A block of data
• • •

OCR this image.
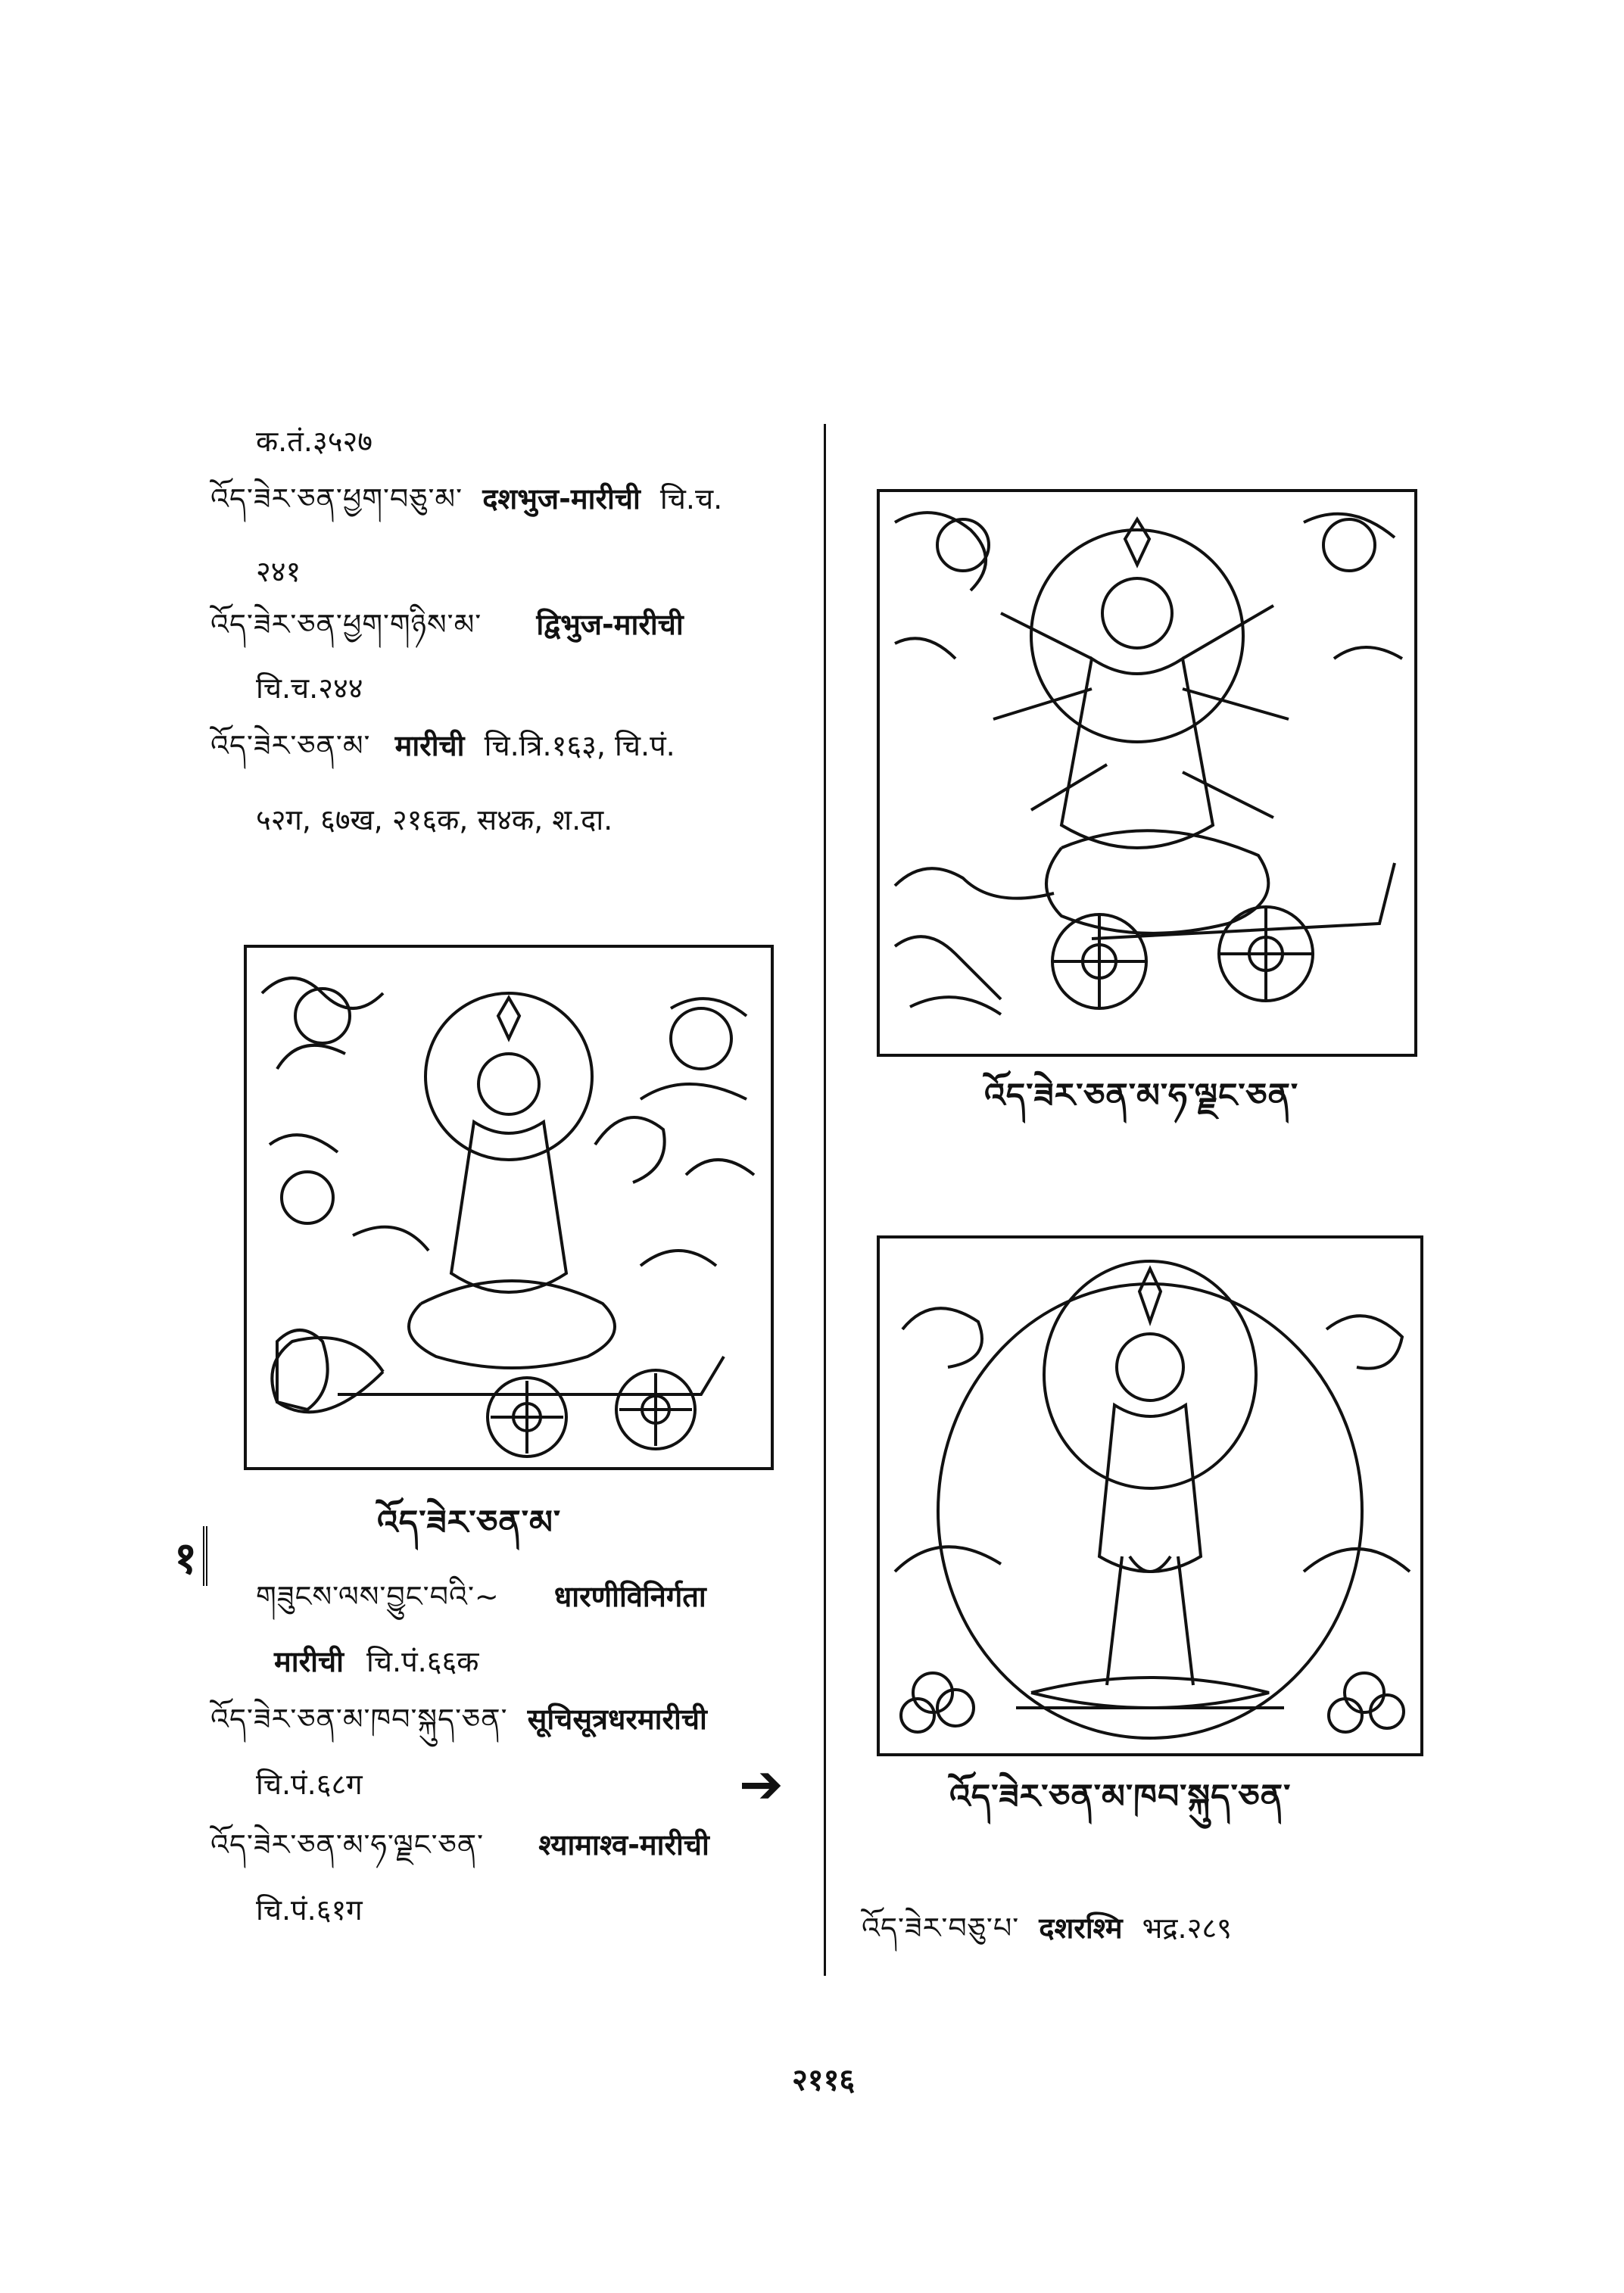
क.तं.३५२७
འོད་ཟེར་ཅན་ཕྱག་བཅུ་མ་ दशभुज-मारीची चि.च.
२४१
འོད་ཟེར་ཅན་ཕྱག་གཉིས་མ་ द्विभुज-मारीची
चि.च.२४४
འོད་ཟེར་ཅན་མ་ मारीची चि.त्रि.१६३, चि.पं.
५२ग, ६७ख, २१६क, स४क, श.दा.
འོད་ཟེར་ཅན་མ་
१
གཟུངས་ལས་བྱུང་བའི་~ धारणीविनिर्गता
मारीची चि.पं.६६क
འོད་ཟེར་ཅན་མ་ཁབ་སྐུད་ཅན་ सूचिसूत्रधरमारीची
चि.पं.६८ग	➔
འོད་ཟེར་ཅན་མ་ཧ་ལྗང་ཅན་ श्यामाश्व-मारीची
चि.पं.६१ग
འོད་ཟེར་ཅན་མ་ཧ་ལྗང་ཅན་
འོད་ཟེར་ཅན་མ་ཁབ་སྐུད་ཅན་
འོད་ཟེར་བཅུ་པ་ दशरश्मि भद्र.२८९
२११६
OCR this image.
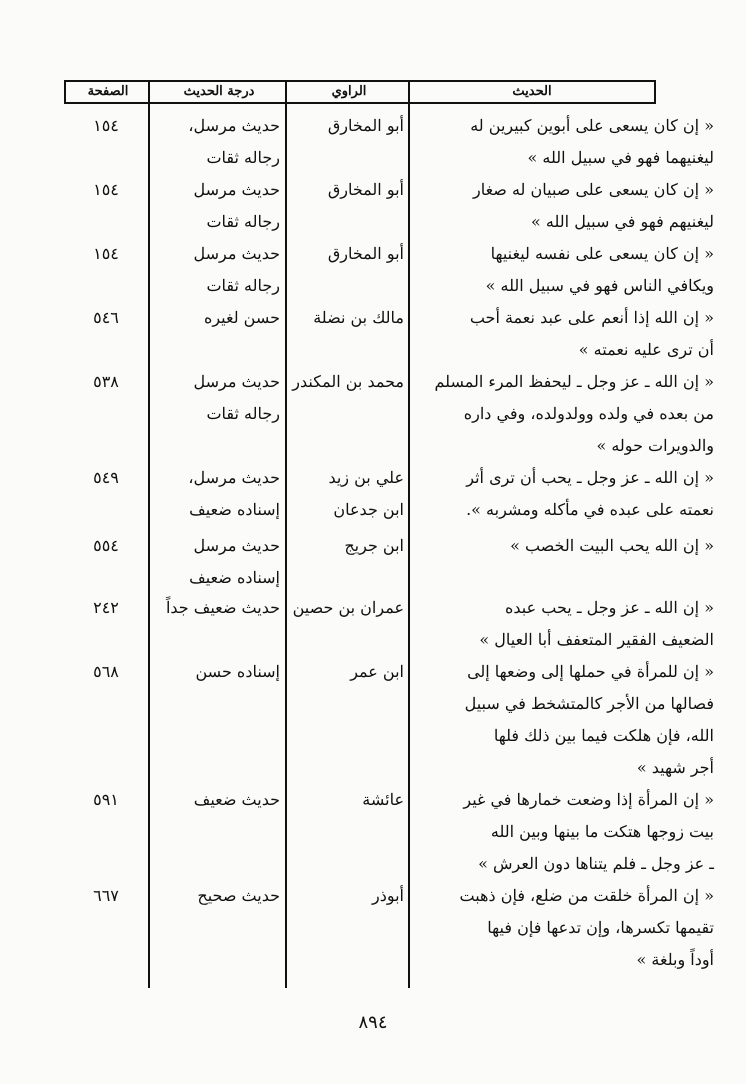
الحديث
الراوي
درجة الحديث
الصفحة
« إن كان يسعى على أبوين كبيرين له
ليغنيهما فهو في سبيل الله »
أبو المخارق
حديث مرسل،
رجاله ثقات
١٥٤
« إن كان يسعى على صبيان له صغار
ليغنيهم فهو في سبيل الله »
أبو المخارق
حديث مرسل
رجاله ثقات
١٥٤
« إن كان يسعى على نفسه ليغنيها
ويكافي الناس فهو في سبيل الله »
أبو المخارق
حديث مرسل
رجاله ثقات
١٥٤
« إن الله إذا أنعم على عبد نعمة أحب
أن ترى عليه نعمته »
مالك بن نضلة
حسن لغيره
٥٤٦
« إن الله ـ عز وجل ـ ليحفظ المرء المسلم
من بعده في ولده وولدولده، وفي داره
والدويرات حوله »
محمد بن المكندر
حديث مرسل
رجاله ثقات
٥٣٨
« إن الله ـ عز وجل ـ يحب أن ترى أثر
نعمته على عبده في مأكله ومشربه ».
علي بن زيد
ابن جدعان
حديث مرسل،
إسناده ضعيف
٥٤٩
« إن الله يحب البيت الخصب »
ابن جريج
حديث مرسل
إسناده ضعيف
٥٥٤
« إن الله ـ عز وجل ـ يحب عبده
الضعيف الفقير المتعفف أبا العيال »
عمران بن حصين
حديث ضعيف جداً
٢٤٢
« إن للمرأة في حملها إلى وضعها إلى
فصالها من الأجر كالمتشخط في سبيل
الله، فإن هلكت فيما بين ذلك فلها
أجر شهيد »
ابن عمر
إسناده حسن
٥٦٨
« إن المرأة إذا وضعت خمارها في غير
بيت زوجها هتكت ما بينها وبين الله
ـ عز وجل ـ فلم يتناها دون العرش »
عائشة
حديث ضعيف
٥٩١
« إن المرأة خلقت من ضلع، فإن ذهبت
تقيمها تكسرها، وإن تدعها فإن فيها
أوداً وبلغة »
أبوذر
حديث صحيح
٦٦٧
٨٩٤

• • •

• _STATED TASK_
Copy out every line that includes the word "سبيل".

• _RESPONSE TO THIS TASK_
ليغنيهما فهو في سبيل الله »
ليغنيهم فهو في سبيل الله »
ويكافي الناس فهو في سبيل الله »
فصالها من الأجر كالمتشخط في سبيل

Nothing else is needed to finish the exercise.